(Stored dataset items)

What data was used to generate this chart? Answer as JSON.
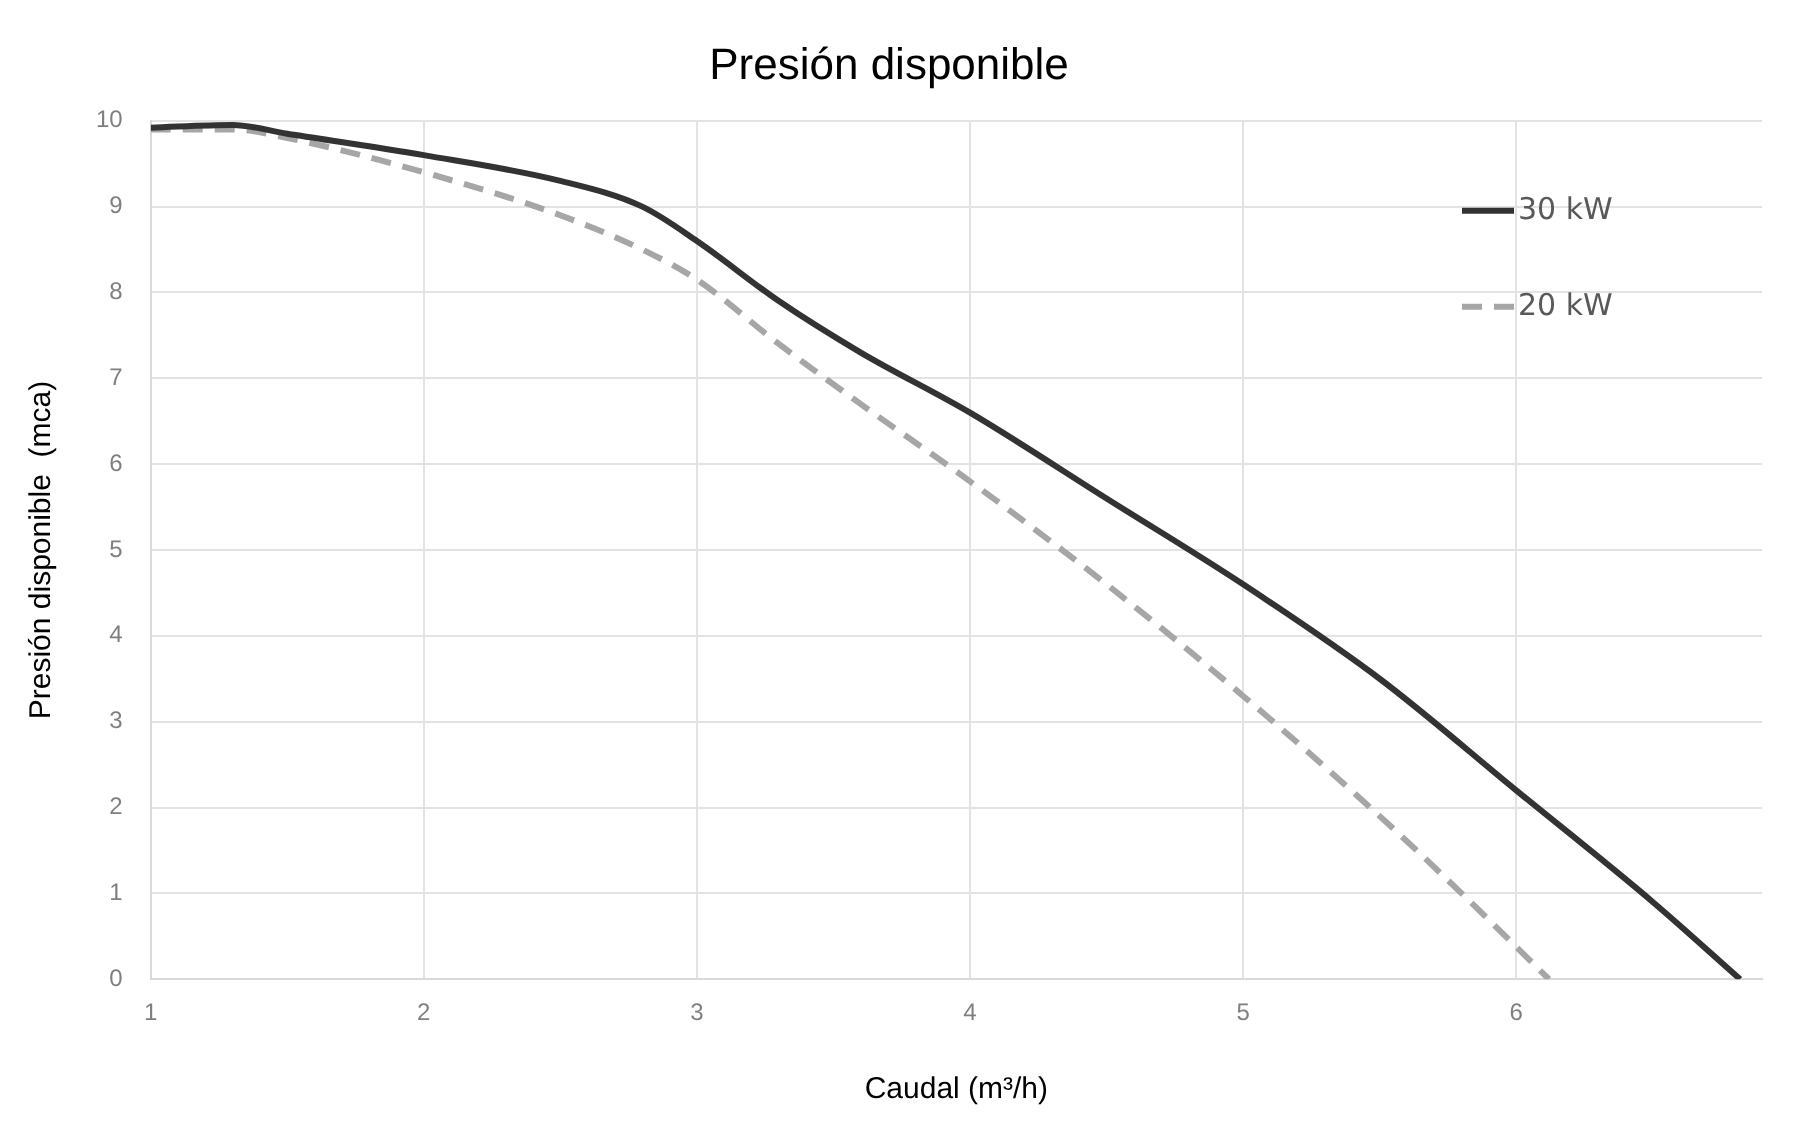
{
  "chart_data": {
    "type": "line",
    "title": "Presión disponible",
    "xlabel": "Caudal (m³/h)",
    "ylabel": "Presión disponible  (mca)",
    "series": [
      {
        "name": "30 kW",
        "color": "#333333",
        "line_style": "solid",
        "x": [
          1,
          1.3,
          1.5,
          2,
          2.5,
          2.8,
          3,
          3.3,
          3.6,
          4,
          4.5,
          5,
          5.5,
          6,
          6.5,
          6.82
        ],
        "values": [
          9.92,
          9.95,
          9.85,
          9.6,
          9.3,
          9.0,
          8.6,
          7.9,
          7.3,
          6.6,
          5.6,
          4.6,
          3.5,
          2.2,
          0.9,
          0
        ]
      },
      {
        "name": "20 kW",
        "color": "#a6a6a6",
        "line_style": "dashed",
        "x": [
          1,
          1.3,
          1.5,
          2,
          2.5,
          2.8,
          3,
          3.3,
          3.6,
          4,
          4.5,
          5,
          5.5,
          5.8,
          6.12
        ],
        "values": [
          9.9,
          9.9,
          9.8,
          9.4,
          8.9,
          8.5,
          8.15,
          7.4,
          6.7,
          5.8,
          4.6,
          3.3,
          1.9,
          1.0,
          0
        ]
      }
    ],
    "xlim": [
      1,
      6.9
    ],
    "xticks": [
      1,
      2,
      3,
      4,
      5,
      6
    ],
    "ylim": [
      0,
      10
    ],
    "yticks": [
      0,
      1,
      2,
      3,
      4,
      5,
      6,
      7,
      8,
      9,
      10
    ],
    "grid": true,
    "legend": "top right",
    "marker": "none"
  }
}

• GIVEN EXERCISE
A faithful copy of the records above is needed, with the pictures left out.

• EXERCISE RESULT
What data was used to generate this chart? Answer as JSON.
{
  "chart_data": {
    "type": "line",
    "title": "Presión disponible",
    "xlabel": "Caudal (m³/h)",
    "ylabel": "Presión disponible  (mca)",
    "series": [
      {
        "name": "30 kW",
        "color": "#333333",
        "line_style": "solid",
        "x": [
          1,
          1.3,
          1.5,
          2,
          2.5,
          2.8,
          3,
          3.3,
          3.6,
          4,
          4.5,
          5,
          5.5,
          6,
          6.5,
          6.82
        ],
        "values": [
          9.92,
          9.95,
          9.85,
          9.6,
          9.3,
          9.0,
          8.6,
          7.9,
          7.3,
          6.6,
          5.6,
          4.6,
          3.5,
          2.2,
          0.9,
          0
        ]
      },
      {
        "name": "20 kW",
        "color": "#a6a6a6",
        "line_style": "dashed",
        "x": [
          1,
          1.3,
          1.5,
          2,
          2.5,
          2.8,
          3,
          3.3,
          3.6,
          4,
          4.5,
          5,
          5.5,
          5.8,
          6.12
        ],
        "values": [
          9.9,
          9.9,
          9.8,
          9.4,
          8.9,
          8.5,
          8.15,
          7.4,
          6.7,
          5.8,
          4.6,
          3.3,
          1.9,
          1.0,
          0
        ]
      }
    ],
    "xlim": [
      1,
      6.9
    ],
    "xticks": [
      1,
      2,
      3,
      4,
      5,
      6
    ],
    "ylim": [
      0,
      10
    ],
    "yticks": [
      0,
      1,
      2,
      3,
      4,
      5,
      6,
      7,
      8,
      9,
      10
    ],
    "grid": true,
    "legend": "top right",
    "marker": "none"
  }
}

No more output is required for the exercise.